In the entries below, identify every line with the string "data" and copy it.

┌─ Information shown

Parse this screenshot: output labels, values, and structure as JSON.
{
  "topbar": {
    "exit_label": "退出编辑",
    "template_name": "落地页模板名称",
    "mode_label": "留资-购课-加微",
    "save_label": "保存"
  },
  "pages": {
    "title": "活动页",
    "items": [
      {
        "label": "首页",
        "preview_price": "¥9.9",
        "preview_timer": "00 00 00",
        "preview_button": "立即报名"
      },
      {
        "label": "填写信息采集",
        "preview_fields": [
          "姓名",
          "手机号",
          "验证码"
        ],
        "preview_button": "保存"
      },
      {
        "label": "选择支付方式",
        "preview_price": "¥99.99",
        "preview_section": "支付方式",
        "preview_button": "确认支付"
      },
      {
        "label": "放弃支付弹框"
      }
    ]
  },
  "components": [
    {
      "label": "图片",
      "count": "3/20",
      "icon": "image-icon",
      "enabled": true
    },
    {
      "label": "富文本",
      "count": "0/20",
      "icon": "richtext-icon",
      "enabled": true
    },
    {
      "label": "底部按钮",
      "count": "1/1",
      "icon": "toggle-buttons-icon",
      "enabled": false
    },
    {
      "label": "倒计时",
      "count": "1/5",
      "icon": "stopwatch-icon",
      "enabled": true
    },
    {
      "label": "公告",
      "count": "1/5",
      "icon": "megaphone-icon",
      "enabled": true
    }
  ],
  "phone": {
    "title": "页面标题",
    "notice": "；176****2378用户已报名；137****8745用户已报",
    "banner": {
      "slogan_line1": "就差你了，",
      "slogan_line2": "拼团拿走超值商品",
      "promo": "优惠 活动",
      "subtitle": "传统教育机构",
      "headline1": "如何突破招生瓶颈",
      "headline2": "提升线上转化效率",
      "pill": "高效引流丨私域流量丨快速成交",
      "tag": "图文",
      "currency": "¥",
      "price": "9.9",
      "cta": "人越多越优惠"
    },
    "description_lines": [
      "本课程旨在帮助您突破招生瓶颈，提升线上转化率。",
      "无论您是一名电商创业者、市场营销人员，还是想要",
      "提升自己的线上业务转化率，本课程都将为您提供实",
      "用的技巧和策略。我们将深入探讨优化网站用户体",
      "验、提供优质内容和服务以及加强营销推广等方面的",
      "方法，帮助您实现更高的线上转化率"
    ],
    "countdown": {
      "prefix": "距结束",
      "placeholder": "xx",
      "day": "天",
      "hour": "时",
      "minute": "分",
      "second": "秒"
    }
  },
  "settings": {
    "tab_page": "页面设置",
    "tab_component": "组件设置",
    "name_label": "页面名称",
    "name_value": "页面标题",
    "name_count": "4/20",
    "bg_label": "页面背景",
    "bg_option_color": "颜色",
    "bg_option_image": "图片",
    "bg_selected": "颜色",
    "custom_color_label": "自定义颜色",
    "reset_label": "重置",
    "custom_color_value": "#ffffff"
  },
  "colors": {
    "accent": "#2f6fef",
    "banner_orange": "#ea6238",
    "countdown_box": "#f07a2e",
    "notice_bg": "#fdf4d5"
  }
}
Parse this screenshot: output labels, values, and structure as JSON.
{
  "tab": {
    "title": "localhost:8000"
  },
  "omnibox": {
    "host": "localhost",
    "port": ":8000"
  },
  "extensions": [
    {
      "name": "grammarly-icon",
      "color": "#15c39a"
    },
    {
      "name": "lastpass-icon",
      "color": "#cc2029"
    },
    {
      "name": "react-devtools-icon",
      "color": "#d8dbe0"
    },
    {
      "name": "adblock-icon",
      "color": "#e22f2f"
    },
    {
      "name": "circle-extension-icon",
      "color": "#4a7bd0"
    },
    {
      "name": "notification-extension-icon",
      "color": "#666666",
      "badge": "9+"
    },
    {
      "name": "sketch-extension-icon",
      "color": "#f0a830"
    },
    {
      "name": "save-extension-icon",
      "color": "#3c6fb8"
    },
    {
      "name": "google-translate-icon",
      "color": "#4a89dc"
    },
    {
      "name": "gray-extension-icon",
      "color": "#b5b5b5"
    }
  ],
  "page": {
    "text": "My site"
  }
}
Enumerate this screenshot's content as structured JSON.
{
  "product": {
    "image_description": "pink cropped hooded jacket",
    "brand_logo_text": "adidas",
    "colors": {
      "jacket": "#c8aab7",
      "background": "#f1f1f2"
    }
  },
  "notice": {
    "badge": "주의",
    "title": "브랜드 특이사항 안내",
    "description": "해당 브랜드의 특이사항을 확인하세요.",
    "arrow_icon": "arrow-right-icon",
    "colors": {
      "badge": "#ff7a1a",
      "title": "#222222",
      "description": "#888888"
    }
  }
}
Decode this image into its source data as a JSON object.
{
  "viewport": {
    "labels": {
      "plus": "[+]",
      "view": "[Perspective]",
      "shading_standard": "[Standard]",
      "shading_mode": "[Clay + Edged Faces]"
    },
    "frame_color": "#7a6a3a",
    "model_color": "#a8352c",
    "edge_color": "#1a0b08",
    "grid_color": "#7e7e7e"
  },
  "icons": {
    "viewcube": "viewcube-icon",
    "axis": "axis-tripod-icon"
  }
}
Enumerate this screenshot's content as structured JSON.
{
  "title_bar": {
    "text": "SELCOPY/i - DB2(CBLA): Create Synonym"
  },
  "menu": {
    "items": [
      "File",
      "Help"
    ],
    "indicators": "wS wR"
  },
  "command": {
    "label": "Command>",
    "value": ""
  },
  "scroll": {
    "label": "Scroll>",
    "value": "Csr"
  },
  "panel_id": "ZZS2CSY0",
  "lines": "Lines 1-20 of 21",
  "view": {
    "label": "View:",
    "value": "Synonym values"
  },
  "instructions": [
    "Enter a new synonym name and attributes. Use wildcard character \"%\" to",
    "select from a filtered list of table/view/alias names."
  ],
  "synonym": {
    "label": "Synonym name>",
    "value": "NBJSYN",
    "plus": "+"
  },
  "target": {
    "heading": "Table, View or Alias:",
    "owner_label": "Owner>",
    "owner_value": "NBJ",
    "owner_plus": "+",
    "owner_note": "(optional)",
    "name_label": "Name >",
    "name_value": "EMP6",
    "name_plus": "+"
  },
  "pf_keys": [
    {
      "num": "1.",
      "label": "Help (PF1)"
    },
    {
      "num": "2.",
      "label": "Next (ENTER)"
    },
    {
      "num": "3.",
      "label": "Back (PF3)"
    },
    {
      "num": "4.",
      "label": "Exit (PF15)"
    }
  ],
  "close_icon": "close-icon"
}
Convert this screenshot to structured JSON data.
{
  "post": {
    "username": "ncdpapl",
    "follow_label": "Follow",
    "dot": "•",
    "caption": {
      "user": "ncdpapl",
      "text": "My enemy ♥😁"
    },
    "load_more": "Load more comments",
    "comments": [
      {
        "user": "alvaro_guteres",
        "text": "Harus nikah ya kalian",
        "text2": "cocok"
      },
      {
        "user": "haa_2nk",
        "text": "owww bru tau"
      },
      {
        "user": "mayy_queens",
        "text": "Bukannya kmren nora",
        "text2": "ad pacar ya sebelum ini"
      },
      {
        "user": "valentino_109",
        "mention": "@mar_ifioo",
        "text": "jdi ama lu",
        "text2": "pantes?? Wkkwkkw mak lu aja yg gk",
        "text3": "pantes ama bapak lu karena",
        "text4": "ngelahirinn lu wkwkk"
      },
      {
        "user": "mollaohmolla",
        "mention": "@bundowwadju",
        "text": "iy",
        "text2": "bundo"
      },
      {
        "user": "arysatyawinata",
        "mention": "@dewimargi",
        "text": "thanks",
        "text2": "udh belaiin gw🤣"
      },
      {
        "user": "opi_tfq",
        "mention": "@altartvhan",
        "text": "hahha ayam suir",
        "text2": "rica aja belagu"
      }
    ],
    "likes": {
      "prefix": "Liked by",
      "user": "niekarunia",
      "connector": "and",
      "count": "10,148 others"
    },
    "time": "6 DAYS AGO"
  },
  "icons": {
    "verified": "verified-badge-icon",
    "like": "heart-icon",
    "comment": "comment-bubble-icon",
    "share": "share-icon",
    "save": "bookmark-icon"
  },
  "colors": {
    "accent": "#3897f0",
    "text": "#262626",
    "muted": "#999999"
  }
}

└─

Task answer:
Decode this image into its source data as a JSON object.
Convert this screenshot to structured JSON data.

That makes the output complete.